**EXERCISE DIRECTIONS**: Locate and copy each line in the data that contains the word "within".

**MATERIAL SHOWN**:
▬▬▬

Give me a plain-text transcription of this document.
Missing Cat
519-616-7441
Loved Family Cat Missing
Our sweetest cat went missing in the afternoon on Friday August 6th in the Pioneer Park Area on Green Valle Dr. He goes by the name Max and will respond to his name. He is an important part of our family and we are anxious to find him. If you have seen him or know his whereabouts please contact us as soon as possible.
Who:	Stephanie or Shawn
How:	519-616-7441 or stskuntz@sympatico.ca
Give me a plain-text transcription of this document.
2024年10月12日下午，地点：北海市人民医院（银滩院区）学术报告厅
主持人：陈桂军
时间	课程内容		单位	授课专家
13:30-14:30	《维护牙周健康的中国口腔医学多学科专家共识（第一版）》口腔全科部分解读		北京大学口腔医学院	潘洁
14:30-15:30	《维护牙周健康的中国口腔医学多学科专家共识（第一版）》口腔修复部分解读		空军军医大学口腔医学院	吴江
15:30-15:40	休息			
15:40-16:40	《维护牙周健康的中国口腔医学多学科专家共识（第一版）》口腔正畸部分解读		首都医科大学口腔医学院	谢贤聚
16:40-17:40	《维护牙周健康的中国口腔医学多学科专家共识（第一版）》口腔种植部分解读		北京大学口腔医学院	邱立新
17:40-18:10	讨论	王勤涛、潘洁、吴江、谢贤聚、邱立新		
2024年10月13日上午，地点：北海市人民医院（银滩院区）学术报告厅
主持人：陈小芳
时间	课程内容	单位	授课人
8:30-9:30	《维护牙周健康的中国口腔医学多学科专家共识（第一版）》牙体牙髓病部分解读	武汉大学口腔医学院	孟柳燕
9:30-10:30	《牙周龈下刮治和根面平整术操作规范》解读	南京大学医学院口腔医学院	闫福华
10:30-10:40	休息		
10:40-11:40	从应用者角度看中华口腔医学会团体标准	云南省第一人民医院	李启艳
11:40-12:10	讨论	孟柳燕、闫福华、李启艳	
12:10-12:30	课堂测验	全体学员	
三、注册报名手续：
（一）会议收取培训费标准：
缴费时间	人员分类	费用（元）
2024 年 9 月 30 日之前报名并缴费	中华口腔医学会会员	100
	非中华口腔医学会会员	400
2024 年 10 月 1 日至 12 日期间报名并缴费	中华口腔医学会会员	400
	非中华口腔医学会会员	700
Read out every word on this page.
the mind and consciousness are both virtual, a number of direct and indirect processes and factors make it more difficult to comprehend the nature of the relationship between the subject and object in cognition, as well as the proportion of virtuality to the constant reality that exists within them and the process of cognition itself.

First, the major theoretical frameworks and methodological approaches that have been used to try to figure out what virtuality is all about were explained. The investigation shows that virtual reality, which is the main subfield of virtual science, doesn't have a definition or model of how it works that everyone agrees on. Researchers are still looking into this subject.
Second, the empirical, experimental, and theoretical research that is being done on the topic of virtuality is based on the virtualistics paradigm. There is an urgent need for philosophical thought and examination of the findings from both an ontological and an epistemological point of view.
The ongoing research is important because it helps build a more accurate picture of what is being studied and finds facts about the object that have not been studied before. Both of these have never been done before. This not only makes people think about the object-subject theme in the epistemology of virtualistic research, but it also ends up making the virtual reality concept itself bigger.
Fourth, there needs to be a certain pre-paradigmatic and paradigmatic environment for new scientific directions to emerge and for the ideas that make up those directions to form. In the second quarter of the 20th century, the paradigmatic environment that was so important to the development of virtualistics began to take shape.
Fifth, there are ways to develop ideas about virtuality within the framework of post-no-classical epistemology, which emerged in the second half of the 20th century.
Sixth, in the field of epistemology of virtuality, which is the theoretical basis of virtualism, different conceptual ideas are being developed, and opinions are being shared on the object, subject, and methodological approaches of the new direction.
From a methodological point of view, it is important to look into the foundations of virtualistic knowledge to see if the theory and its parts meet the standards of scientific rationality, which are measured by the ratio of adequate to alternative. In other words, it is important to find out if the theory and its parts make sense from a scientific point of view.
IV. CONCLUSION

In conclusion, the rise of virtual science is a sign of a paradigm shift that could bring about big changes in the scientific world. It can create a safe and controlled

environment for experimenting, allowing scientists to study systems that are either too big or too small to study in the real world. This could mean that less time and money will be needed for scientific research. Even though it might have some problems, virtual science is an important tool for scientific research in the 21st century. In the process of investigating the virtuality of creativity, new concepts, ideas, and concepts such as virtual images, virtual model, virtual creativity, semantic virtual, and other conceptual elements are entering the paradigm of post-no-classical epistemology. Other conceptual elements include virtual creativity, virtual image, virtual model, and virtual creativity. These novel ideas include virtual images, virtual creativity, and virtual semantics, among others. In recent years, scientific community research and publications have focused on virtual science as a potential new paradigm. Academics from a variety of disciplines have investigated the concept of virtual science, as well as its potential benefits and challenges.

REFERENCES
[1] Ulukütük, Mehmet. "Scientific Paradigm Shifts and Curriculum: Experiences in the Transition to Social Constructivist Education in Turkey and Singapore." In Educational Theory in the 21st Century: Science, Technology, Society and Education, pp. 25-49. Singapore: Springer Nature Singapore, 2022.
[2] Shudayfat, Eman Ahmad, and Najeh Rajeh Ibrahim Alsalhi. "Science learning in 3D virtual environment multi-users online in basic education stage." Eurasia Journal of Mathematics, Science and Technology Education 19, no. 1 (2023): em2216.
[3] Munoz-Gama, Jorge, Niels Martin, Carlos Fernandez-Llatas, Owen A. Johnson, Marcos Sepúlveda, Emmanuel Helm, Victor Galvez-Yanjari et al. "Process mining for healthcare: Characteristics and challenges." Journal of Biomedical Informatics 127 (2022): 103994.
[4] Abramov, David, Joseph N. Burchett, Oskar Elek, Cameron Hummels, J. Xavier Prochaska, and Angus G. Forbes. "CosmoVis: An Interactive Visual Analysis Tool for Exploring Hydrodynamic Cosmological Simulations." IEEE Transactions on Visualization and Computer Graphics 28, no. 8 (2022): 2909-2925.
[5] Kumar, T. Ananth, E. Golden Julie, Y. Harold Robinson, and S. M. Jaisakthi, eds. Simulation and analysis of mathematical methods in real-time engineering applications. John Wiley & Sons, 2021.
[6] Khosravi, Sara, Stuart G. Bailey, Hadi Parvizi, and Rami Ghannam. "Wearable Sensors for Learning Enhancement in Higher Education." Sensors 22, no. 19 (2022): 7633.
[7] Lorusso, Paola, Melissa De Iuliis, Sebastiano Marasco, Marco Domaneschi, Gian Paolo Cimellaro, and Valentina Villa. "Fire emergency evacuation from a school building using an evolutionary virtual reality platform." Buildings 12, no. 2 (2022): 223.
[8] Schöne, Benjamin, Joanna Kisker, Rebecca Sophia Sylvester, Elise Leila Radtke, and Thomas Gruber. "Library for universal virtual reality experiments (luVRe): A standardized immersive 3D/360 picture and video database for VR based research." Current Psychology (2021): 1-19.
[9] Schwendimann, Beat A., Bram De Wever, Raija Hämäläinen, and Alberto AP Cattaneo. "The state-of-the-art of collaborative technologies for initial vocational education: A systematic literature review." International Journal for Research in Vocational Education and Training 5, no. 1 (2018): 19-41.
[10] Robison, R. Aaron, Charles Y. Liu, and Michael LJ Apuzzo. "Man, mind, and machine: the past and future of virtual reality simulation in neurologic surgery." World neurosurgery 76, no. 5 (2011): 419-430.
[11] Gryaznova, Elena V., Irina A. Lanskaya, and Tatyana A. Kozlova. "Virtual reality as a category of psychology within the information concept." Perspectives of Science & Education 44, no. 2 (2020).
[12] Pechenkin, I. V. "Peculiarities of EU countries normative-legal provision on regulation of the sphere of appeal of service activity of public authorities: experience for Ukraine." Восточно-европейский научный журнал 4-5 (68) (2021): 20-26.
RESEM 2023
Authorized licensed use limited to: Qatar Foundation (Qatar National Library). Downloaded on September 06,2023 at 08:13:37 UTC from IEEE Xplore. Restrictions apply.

▬▬▬

**THE REPLY**:
the mind and consciousness are both virtual, a number of direct and indirect processes and factors make it more difficult to comprehend the nature of the relationship between the subject and object in cognition, as well as the proportion of virtuality to the constant reality that exists within them and the process of cognition itself.
Fifth, there are ways to develop ideas about virtuality within the framework of post-no-classical epistemology, which emerged in the second half of the 20th century.
[11] Gryaznova, Elena V., Irina A. Lanskaya, and Tatyana A. Kozlova. "Virtual reality as a category of psychology within the information concept." Perspectives of Science & Education 44, no. 2 (2020).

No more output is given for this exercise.